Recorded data

───

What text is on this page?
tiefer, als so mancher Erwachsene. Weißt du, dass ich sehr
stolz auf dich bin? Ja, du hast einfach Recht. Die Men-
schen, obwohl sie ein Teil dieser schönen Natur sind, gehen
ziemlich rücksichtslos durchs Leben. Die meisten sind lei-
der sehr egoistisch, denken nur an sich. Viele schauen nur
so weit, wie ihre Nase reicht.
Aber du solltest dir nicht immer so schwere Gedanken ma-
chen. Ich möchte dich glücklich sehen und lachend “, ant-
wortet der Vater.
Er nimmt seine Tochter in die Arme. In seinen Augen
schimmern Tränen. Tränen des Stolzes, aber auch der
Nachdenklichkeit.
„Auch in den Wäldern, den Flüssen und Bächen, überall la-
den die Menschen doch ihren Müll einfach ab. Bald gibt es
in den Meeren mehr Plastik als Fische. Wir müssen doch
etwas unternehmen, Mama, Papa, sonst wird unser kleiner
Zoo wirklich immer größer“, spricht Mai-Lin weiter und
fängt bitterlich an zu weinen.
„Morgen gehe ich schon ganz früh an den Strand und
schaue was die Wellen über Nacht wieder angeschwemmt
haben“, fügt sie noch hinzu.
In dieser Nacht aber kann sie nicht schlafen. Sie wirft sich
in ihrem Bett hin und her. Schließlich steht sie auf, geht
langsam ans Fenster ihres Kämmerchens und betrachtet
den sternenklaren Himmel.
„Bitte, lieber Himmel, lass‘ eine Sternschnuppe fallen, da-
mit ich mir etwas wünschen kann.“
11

───

| AIM |
Transcribe all of the material exactly. Omit nothing.

| RESULT |
What text is on this page?
tiefer, als so mancher Erwachsene. Weißt du, dass ich sehr
stolz auf dich bin? Ja, du hast einfach Recht. Die Men-
schen, obwohl sie ein Teil dieser schönen Natur sind, gehen
ziemlich rücksichtslos durchs Leben. Die meisten sind lei-
der sehr egoistisch, denken nur an sich. Viele schauen nur
so weit, wie ihre Nase reicht.
Aber du solltest dir nicht immer so schwere Gedanken ma-
chen. Ich möchte dich glücklich sehen und lachend “, ant-
wortet der Vater.
Er nimmt seine Tochter in die Arme. In seinen Augen
schimmern Tränen. Tränen des Stolzes, aber auch der
Nachdenklichkeit.
„Auch in den Wäldern, den Flüssen und Bächen, überall la-
den die Menschen doch ihren Müll einfach ab. Bald gibt es
in den Meeren mehr Plastik als Fische. Wir müssen doch
etwas unternehmen, Mama, Papa, sonst wird unser kleiner
Zoo wirklich immer größer“, spricht Mai-Lin weiter und
fängt bitterlich an zu weinen.
„Morgen gehe ich schon ganz früh an den Strand und
schaue was die Wellen über Nacht wieder angeschwemmt
haben“, fügt sie noch hinzu.
In dieser Nacht aber kann sie nicht schlafen. Sie wirft sich
in ihrem Bett hin und her. Schließlich steht sie auf, geht
langsam ans Fenster ihres Kämmerchens und betrachtet
den sternenklaren Himmel.
„Bitte, lieber Himmel, lass‘ eine Sternschnuppe fallen, da-
mit ich mir etwas wünschen kann.“
11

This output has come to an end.